▸ Provided material:
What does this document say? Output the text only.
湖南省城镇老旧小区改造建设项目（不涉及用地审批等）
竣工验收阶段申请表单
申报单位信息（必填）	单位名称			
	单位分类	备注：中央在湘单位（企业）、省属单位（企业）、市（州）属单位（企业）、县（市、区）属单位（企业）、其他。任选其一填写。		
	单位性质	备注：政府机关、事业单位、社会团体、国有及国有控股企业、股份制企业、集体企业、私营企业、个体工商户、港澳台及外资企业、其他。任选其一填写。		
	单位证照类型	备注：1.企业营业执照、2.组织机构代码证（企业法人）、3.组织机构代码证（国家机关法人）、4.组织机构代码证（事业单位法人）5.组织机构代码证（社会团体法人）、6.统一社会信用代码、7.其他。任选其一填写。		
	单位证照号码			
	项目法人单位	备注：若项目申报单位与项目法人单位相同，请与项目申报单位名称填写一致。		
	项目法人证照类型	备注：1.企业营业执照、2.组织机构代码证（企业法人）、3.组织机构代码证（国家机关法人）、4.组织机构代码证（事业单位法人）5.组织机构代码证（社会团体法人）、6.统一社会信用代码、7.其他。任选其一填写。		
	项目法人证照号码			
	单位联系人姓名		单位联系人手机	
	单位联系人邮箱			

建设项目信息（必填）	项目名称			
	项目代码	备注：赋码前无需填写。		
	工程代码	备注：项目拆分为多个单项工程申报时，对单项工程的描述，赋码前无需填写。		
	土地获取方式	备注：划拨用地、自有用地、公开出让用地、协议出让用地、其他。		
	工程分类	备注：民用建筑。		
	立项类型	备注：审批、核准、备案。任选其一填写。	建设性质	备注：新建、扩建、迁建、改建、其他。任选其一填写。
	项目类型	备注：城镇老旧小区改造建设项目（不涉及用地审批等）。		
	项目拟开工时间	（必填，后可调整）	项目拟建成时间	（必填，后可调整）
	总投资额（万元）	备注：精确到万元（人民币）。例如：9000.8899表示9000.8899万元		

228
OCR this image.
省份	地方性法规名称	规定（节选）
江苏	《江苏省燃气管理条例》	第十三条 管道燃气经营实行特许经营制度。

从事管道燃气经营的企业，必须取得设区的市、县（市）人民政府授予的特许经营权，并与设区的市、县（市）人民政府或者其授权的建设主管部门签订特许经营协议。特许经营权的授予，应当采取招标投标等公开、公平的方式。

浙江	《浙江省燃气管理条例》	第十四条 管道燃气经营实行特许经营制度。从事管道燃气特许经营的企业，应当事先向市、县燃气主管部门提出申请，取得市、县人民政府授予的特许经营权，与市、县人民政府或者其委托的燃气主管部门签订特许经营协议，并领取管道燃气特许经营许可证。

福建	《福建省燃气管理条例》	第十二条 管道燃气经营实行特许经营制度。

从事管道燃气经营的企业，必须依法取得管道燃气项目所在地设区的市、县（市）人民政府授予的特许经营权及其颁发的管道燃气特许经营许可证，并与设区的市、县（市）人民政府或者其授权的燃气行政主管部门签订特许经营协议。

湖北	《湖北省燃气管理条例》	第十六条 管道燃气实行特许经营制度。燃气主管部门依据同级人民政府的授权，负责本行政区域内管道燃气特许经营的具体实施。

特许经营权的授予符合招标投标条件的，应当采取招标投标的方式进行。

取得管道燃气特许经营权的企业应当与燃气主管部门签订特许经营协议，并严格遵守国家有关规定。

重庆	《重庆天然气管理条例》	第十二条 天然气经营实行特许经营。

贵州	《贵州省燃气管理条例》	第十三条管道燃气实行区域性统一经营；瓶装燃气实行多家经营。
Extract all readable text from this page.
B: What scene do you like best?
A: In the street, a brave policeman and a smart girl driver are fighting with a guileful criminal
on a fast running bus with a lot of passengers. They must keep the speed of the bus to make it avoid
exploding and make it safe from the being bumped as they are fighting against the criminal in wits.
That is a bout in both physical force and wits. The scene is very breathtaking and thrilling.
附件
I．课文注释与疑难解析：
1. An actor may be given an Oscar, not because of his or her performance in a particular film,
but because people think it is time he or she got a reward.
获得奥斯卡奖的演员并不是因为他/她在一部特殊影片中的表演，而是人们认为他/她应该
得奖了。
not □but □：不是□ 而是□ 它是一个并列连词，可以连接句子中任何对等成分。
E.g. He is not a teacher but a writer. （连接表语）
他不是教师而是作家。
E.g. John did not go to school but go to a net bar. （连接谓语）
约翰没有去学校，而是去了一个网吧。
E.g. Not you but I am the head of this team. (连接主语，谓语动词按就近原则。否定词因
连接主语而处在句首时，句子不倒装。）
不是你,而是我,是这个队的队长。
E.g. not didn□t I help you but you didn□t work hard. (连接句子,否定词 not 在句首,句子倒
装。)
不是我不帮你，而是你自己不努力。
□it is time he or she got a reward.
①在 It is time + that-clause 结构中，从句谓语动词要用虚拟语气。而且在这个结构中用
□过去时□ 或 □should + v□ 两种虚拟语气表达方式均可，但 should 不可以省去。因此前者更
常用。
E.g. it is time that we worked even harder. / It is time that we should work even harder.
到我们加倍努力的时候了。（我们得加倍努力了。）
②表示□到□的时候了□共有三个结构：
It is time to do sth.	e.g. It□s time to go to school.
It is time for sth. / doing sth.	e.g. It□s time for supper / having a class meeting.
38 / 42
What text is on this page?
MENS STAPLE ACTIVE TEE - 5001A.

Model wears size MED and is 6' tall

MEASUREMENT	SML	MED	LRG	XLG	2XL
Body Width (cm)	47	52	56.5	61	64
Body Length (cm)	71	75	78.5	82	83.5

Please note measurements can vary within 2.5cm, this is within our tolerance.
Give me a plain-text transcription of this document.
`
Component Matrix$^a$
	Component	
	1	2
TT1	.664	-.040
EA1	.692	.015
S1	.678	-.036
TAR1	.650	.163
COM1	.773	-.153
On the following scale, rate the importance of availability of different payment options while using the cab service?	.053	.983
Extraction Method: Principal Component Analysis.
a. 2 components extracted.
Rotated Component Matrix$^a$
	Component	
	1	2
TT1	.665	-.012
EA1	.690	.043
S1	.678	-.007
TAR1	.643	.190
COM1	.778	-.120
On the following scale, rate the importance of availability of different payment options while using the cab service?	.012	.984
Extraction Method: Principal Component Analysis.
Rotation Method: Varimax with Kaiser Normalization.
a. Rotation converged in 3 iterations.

▸ Requirement: Every record shown above should be written out again exactly.

▸ Result:
What does this document say? Output the text only.
湖南省城镇老旧小区改造建设项目（不涉及用地审批等）
竣工验收阶段申请表单
申报单位信息（必填）	单位名称			
	单位分类	备注：中央在湘单位（企业）、省属单位（企业）、市（州）属单位（企业）、县（市、区）属单位（企业）、其他。任选其一填写。		
	单位性质	备注：政府机关、事业单位、社会团体、国有及国有控股企业、股份制企业、集体企业、私营企业、个体工商户、港澳台及外资企业、其他。任选其一填写。		
	单位证照类型	备注：1.企业营业执照、2.组织机构代码证（企业法人）、3.组织机构代码证（国家机关法人）、4.组织机构代码证（事业单位法人）5.组织机构代码证（社会团体法人）、6.统一社会信用代码、7.其他。任选其一填写。		
	单位证照号码			
	项目法人单位	备注：若项目申报单位与项目法人单位相同，请与项目申报单位名称填写一致。		
	项目法人证照类型	备注：1.企业营业执照、2.组织机构代码证（企业法人）、3.组织机构代码证（国家机关法人）、4.组织机构代码证（事业单位法人）5.组织机构代码证（社会团体法人）、6.统一社会信用代码、7.其他。任选其一填写。		
	项目法人证照号码			
	单位联系人姓名		单位联系人手机	
	单位联系人邮箱			

建设项目信息（必填）	项目名称			
	项目代码	备注：赋码前无需填写。		
	工程代码	备注：项目拆分为多个单项工程申报时，对单项工程的描述，赋码前无需填写。		
	土地获取方式	备注：划拨用地、自有用地、公开出让用地、协议出让用地、其他。		
	工程分类	备注：民用建筑。		
	立项类型	备注：审批、核准、备案。任选其一填写。	建设性质	备注：新建、扩建、迁建、改建、其他。任选其一填写。
	项目类型	备注：城镇老旧小区改造建设项目（不涉及用地审批等）。		
	项目拟开工时间	（必填，后可调整）	项目拟建成时间	（必填，后可调整）
	总投资额（万元）	备注：精确到万元（人民币）。例如：9000.8899表示9000.8899万元		

228
OCR this image.
省份	地方性法规名称	规定（节选）
江苏	《江苏省燃气管理条例》	第十三条 管道燃气经营实行特许经营制度。

从事管道燃气经营的企业，必须取得设区的市、县（市）人民政府授予的特许经营权，并与设区的市、县（市）人民政府或者其授权的建设主管部门签订特许经营协议。特许经营权的授予，应当采取招标投标等公开、公平的方式。

浙江	《浙江省燃气管理条例》	第十四条 管道燃气经营实行特许经营制度。从事管道燃气特许经营的企业，应当事先向市、县燃气主管部门提出申请，取得市、县人民政府授予的特许经营权，与市、县人民政府或者其委托的燃气主管部门签订特许经营协议，并领取管道燃气特许经营许可证。

福建	《福建省燃气管理条例》	第十二条 管道燃气经营实行特许经营制度。

从事管道燃气经营的企业，必须依法取得管道燃气项目所在地设区的市、县（市）人民政府授予的特许经营权及其颁发的管道燃气特许经营许可证，并与设区的市、县（市）人民政府或者其授权的燃气行政主管部门签订特许经营协议。

湖北	《湖北省燃气管理条例》	第十六条 管道燃气实行特许经营制度。燃气主管部门依据同级人民政府的授权，负责本行政区域内管道燃气特许经营的具体实施。

特许经营权的授予符合招标投标条件的，应当采取招标投标的方式进行。

取得管道燃气特许经营权的企业应当与燃气主管部门签订特许经营协议，并严格遵守国家有关规定。

重庆	《重庆天然气管理条例》	第十二条 天然气经营实行特许经营。

贵州	《贵州省燃气管理条例》	第十三条管道燃气实行区域性统一经营；瓶装燃气实行多家经营。
Extract all readable text from this page.
B: What scene do you like best?
A: In the street, a brave policeman and a smart girl driver are fighting with a guileful criminal
on a fast running bus with a lot of passengers. They must keep the speed of the bus to make it avoid
exploding and make it safe from the being bumped as they are fighting against the criminal in wits.
That is a bout in both physical force and wits. The scene is very breathtaking and thrilling.
附件
I．课文注释与疑难解析：
1. An actor may be given an Oscar, not because of his or her performance in a particular film,
but because people think it is time he or she got a reward.
获得奥斯卡奖的演员并不是因为他/她在一部特殊影片中的表演，而是人们认为他/她应该
得奖了。
not □but □：不是□ 而是□ 它是一个并列连词，可以连接句子中任何对等成分。
E.g. He is not a teacher but a writer. （连接表语）
他不是教师而是作家。
E.g. John did not go to school but go to a net bar. （连接谓语）
约翰没有去学校，而是去了一个网吧。
E.g. Not you but I am the head of this team. (连接主语，谓语动词按就近原则。否定词因
连接主语而处在句首时，句子不倒装。）
不是你,而是我,是这个队的队长。
E.g. not didn□t I help you but you didn□t work hard. (连接句子,否定词 not 在句首,句子倒
装。)
不是我不帮你，而是你自己不努力。
□it is time he or she got a reward.
①在 It is time + that-clause 结构中，从句谓语动词要用虚拟语气。而且在这个结构中用
□过去时□ 或 □should + v□ 两种虚拟语气表达方式均可，但 should 不可以省去。因此前者更
常用。
E.g. it is time that we worked even harder. / It is time that we should work even harder.
到我们加倍努力的时候了。（我们得加倍努力了。）
②表示□到□的时候了□共有三个结构：
It is time to do sth.	e.g. It□s time to go to school.
It is time for sth. / doing sth.	e.g. It□s time for supper / having a class meeting.
38 / 42
What text is on this page?
MENS STAPLE ACTIVE TEE - 5001A.

Model wears size MED and is 6' tall

MEASUREMENT	SML	MED	LRG	XLG	2XL
Body Width (cm)	47	52	56.5	61	64
Body Length (cm)	71	75	78.5	82	83.5

Please note measurements can vary within 2.5cm, this is within our tolerance.
Give me a plain-text transcription of this document.
`
Component Matrix$^a$
	Component	
	1	2
TT1	.664	-.040
EA1	.692	.015
S1	.678	-.036
TAR1	.650	.163
COM1	.773	-.153
On the following scale, rate the importance of availability of different payment options while using the cab service?	.053	.983
Extraction Method: Principal Component Analysis.
a. 2 components extracted.
Rotated Component Matrix$^a$
	Component	
	1	2
TT1	.665	-.012
EA1	.690	.043
S1	.678	-.007
TAR1	.643	.190
COM1	.778	-.120
On the following scale, rate the importance of availability of different payment options while using the cab service?	.012	.984
Extraction Method: Principal Component Analysis.
Rotation Method: Varimax with Kaiser Normalization.
a. Rotation converged in 3 iterations.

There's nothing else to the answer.